Figure dataset records:
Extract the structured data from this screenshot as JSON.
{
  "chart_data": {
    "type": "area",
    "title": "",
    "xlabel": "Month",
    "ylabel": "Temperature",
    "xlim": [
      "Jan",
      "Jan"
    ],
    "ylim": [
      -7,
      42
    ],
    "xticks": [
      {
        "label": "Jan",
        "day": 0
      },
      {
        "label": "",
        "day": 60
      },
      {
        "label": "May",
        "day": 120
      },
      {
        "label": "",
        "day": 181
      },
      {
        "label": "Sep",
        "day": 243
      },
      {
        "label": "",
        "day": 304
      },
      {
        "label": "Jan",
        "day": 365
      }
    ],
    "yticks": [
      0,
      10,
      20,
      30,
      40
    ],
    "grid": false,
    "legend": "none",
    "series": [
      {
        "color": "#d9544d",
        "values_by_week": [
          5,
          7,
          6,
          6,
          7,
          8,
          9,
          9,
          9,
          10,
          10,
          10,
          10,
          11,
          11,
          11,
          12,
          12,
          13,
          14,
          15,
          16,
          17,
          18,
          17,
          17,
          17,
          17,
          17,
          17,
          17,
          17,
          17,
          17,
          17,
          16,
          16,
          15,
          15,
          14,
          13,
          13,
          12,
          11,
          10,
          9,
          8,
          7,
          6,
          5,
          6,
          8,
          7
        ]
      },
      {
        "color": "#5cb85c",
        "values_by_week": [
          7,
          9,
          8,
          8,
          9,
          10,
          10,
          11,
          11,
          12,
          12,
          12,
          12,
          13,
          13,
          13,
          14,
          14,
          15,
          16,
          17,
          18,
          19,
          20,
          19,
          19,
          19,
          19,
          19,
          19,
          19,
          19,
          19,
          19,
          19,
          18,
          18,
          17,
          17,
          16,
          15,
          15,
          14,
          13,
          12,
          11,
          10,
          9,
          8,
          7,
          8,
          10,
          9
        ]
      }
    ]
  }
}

* **Task to complete**:
Copy every line exactly. Leave nothing out.

* **Finished task**:
Extract the structured data from this screenshot as JSON.
{
  "chart_data": {
    "type": "area",
    "title": "",
    "xlabel": "Month",
    "ylabel": "Temperature",
    "xlim": [
      "Jan",
      "Jan"
    ],
    "ylim": [
      -7,
      42
    ],
    "xticks": [
      {
        "label": "Jan",
        "day": 0
      },
      {
        "label": "",
        "day": 60
      },
      {
        "label": "May",
        "day": 120
      },
      {
        "label": "",
        "day": 181
      },
      {
        "label": "Sep",
        "day": 243
      },
      {
        "label": "",
        "day": 304
      },
      {
        "label": "Jan",
        "day": 365
      }
    ],
    "yticks": [
      0,
      10,
      20,
      30,
      40
    ],
    "grid": false,
    "legend": "none",
    "series": [
      {
        "color": "#d9544d",
        "values_by_week": [
          5,
          7,
          6,
          6,
          7,
          8,
          9,
          9,
          9,
          10,
          10,
          10,
          10,
          11,
          11,
          11,
          12,
          12,
          13,
          14,
          15,
          16,
          17,
          18,
          17,
          17,
          17,
          17,
          17,
          17,
          17,
          17,
          17,
          17,
          17,
          16,
          16,
          15,
          15,
          14,
          13,
          13,
          12,
          11,
          10,
          9,
          8,
          7,
          6,
          5,
          6,
          8,
          7
        ]
      },
      {
        "color": "#5cb85c",
        "values_by_week": [
          7,
          9,
          8,
          8,
          9,
          10,
          10,
          11,
          11,
          12,
          12,
          12,
          12,
          13,
          13,
          13,
          14,
          14,
          15,
          16,
          17,
          18,
          19,
          20,
          19,
          19,
          19,
          19,
          19,
          19,
          19,
          19,
          19,
          19,
          19,
          18,
          18,
          17,
          17,
          16,
          15,
          15,
          14,
          13,
          12,
          11,
          10,
          9,
          8,
          7,
          8,
          10,
          9
        ]
      }
    ]
  }
}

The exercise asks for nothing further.